[Collected data entries]
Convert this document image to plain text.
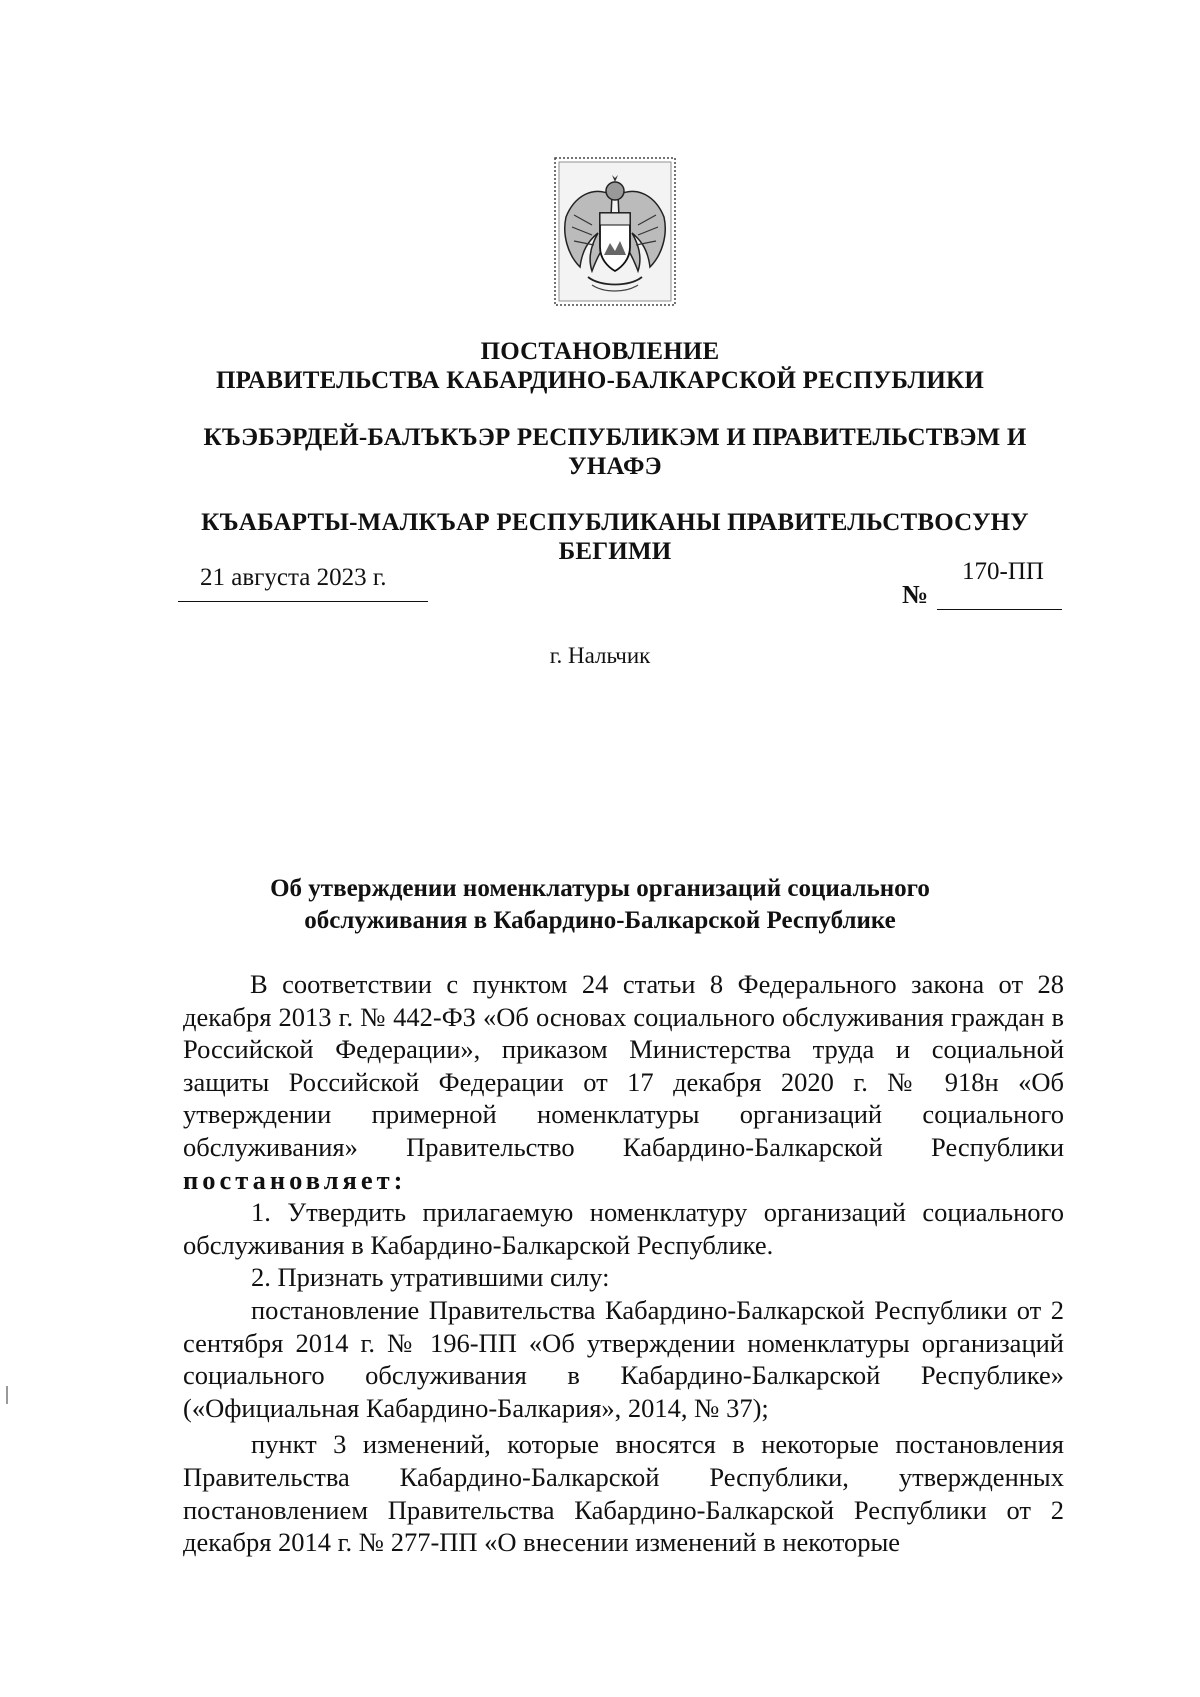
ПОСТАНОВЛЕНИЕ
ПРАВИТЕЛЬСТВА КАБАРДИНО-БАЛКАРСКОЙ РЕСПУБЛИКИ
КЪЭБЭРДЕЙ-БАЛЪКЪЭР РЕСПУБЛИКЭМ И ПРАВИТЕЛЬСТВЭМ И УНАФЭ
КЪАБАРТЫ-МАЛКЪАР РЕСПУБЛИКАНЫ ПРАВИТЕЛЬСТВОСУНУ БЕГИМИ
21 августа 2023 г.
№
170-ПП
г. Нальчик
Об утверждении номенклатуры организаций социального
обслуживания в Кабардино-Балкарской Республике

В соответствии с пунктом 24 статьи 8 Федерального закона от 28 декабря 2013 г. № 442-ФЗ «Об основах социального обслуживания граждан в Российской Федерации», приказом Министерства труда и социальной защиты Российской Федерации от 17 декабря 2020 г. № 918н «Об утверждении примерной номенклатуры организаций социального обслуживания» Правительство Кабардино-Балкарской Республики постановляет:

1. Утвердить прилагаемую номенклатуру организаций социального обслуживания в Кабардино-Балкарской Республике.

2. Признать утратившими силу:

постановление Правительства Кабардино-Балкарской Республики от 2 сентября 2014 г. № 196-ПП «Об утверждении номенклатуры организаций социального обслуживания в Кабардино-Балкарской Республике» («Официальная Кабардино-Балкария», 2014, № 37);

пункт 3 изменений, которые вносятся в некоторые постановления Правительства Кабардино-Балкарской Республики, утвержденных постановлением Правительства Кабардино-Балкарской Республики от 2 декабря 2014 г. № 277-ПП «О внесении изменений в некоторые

■ REQUIRED WORK ■
Leaving all pictures aside, quote each record exactly.

■ RESULT BELOW ■
Convert this document image to plain text.
ПОСТАНОВЛЕНИЕ
ПРАВИТЕЛЬСТВА КАБАРДИНО-БАЛКАРСКОЙ РЕСПУБЛИКИ
КЪЭБЭРДЕЙ-БАЛЪКЪЭР РЕСПУБЛИКЭМ И ПРАВИТЕЛЬСТВЭМ И УНАФЭ
КЪАБАРТЫ-МАЛКЪАР РЕСПУБЛИКАНЫ ПРАВИТЕЛЬСТВОСУНУ БЕГИМИ
21 августа 2023 г.
№
170-ПП
г. Нальчик
Об утверждении номенклатуры организаций социального
обслуживания в Кабардино-Балкарской Республике

В соответствии с пунктом 24 статьи 8 Федерального закона от 28 декабря 2013 г. № 442-ФЗ «Об основах социального обслуживания граждан в Российской Федерации», приказом Министерства труда и социальной защиты Российской Федерации от 17 декабря 2020 г. № 918н «Об утверждении примерной номенклатуры организаций социального обслуживания» Правительство Кабардино-Балкарской Республики постановляет:

1. Утвердить прилагаемую номенклатуру организаций социального обслуживания в Кабардино-Балкарской Республике.

2. Признать утратившими силу:

постановление Правительства Кабардино-Балкарской Республики от 2 сентября 2014 г. № 196-ПП «Об утверждении номенклатуры организаций социального обслуживания в Кабардино-Балкарской Республике» («Официальная Кабардино-Балкария», 2014, № 37);

пункт 3 изменений, которые вносятся в некоторые постановления Правительства Кабардино-Балкарской Республики, утвержденных постановлением Правительства Кабардино-Балкарской Республики от 2 декабря 2014 г. № 277-ПП «О внесении изменений в некоторые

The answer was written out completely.